• Given problem:
Scan the data below for the string "arrow". Show every line where it turns up.

• Available records:
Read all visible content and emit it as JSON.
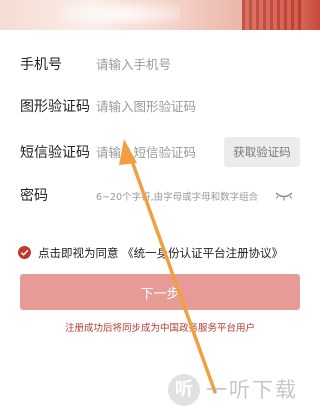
{
  "form": {
    "phone": {
      "label": "手机号",
      "placeholder": "请输入手机号"
    },
    "captcha": {
      "label": "图形验证码",
      "placeholder": "请输入图形验证码"
    },
    "sms": {
      "label": "短信验证码",
      "placeholder": "请输入短信验证码",
      "button_label": "获取验证码"
    },
    "password": {
      "label": "密码",
      "placeholder": "6~20个字符,由字母或字母和数字组合"
    }
  },
  "agreement": {
    "text": "点击即视为同意 《统一身份认证平台注册协议》",
    "checked": true
  },
  "next_button": {
    "label": "下一步"
  },
  "sync_note": "注册成功后将同步成为中国政务服务平台用户",
  "watermark": {
    "logo_glyph": "听",
    "text": "一听下载"
  },
  "colors": {
    "accent": "#c0392b",
    "button_bg": "#e69b96",
    "note_text": "#b53a32",
    "arrow": "#f0a040"
  },
  "icons": [
    "eye-closed-icon",
    "check-circle-icon",
    "annotation-arrow-icon"
  ]
}
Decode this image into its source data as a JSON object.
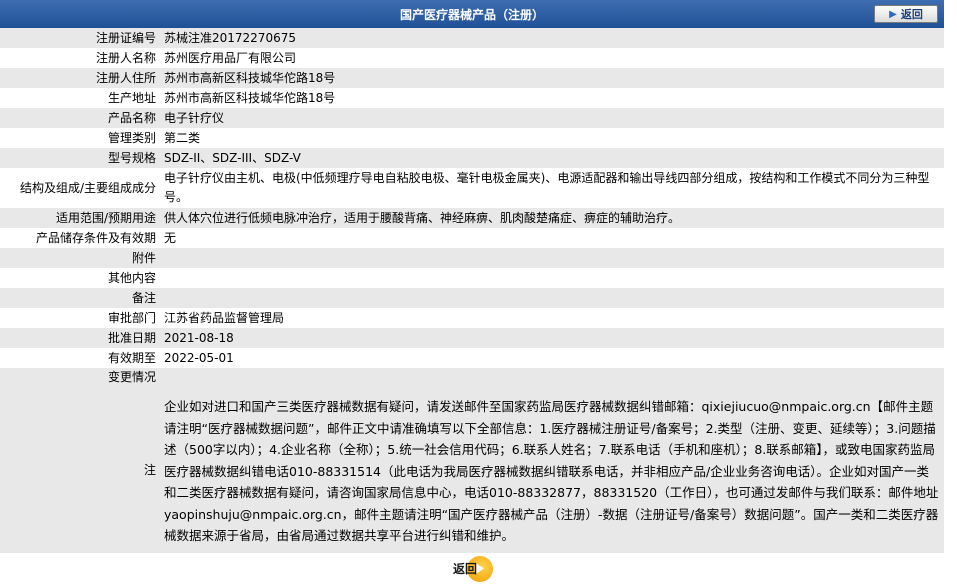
{
  "header": {
    "title": "国产医疗器械产品（注册）",
    "back_label": "返回"
  },
  "rows": [
    {
      "label": "注册证编号",
      "value": "苏械注准20172270675"
    },
    {
      "label": "注册人名称",
      "value": "苏州医疗用品厂有限公司"
    },
    {
      "label": "注册人住所",
      "value": "苏州市高新区科技城华佗路18号"
    },
    {
      "label": "生产地址",
      "value": "苏州市高新区科技城华佗路18号"
    },
    {
      "label": "产品名称",
      "value": "电子针疗仪"
    },
    {
      "label": "管理类别",
      "value": "第二类"
    },
    {
      "label": "型号规格",
      "value": "SDZ-II、SDZ-III、SDZ-V"
    },
    {
      "label": "结构及组成/主要组成成分",
      "value": "电子针疗仪由主机、电极(中低频理疗导电自粘胶电极、毫针电极金属夹)、电源适配器和输出导线四部分组成，按结构和工作模式不同分为三种型号。"
    },
    {
      "label": "适用范围/预期用途",
      "value": "供人体穴位进行低频电脉冲治疗，适用于腰酸背痛、神经麻痹、肌肉酸楚痛症、痹症的辅助治疗。"
    },
    {
      "label": "产品储存条件及有效期",
      "value": "无"
    },
    {
      "label": "附件",
      "value": ""
    },
    {
      "label": "其他内容",
      "value": ""
    },
    {
      "label": "备注",
      "value": ""
    },
    {
      "label": "审批部门",
      "value": "江苏省药品监督管理局"
    },
    {
      "label": "批准日期",
      "value": "2021-08-18"
    },
    {
      "label": "有效期至",
      "value": "2022-05-01"
    },
    {
      "label": "变更情况",
      "value": ""
    }
  ],
  "note": {
    "label": "注",
    "text": "企业如对进口和国产三类医疗器械数据有疑问，请发送邮件至国家药监局医疗器械数据纠错邮箱：qixiejiucuo@nmpaic.org.cn【邮件主题请注明“医疗器械数据问题”，邮件正文中请准确填写以下全部信息：1.医疗器械注册证号/备案号；2.类型（注册、变更、延续等）；3.问题描述（500字以内）；4.企业名称（全称）；5.统一社会信用代码；6.联系人姓名；7.联系电话（手机和座机）；8.联系邮箱】，或致电国家药监局医疗器械数据纠错电话010-88331514（此电话为我局医疗器械数据纠错联系电话，并非相应产品/企业业务咨询电话）。企业如对国产一类和二类医疗器械数据有疑问，请咨询国家局信息中心，电话010-88332877，88331520（工作日），也可通过发邮件与我们联系：邮件地址yaopinshuju@nmpaic.org.cn，邮件主题请注明“国产医疗器械产品（注册）-数据（注册证号/备案号）数据问题”。国产一类和二类医疗器械数据来源于省局，由省局通过数据共享平台进行纠错和维护。"
  },
  "footer": {
    "back_label": "返回"
  }
}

• Exercise response:
    "arrow": "#f0a040"
    "annotation-arrow-icon"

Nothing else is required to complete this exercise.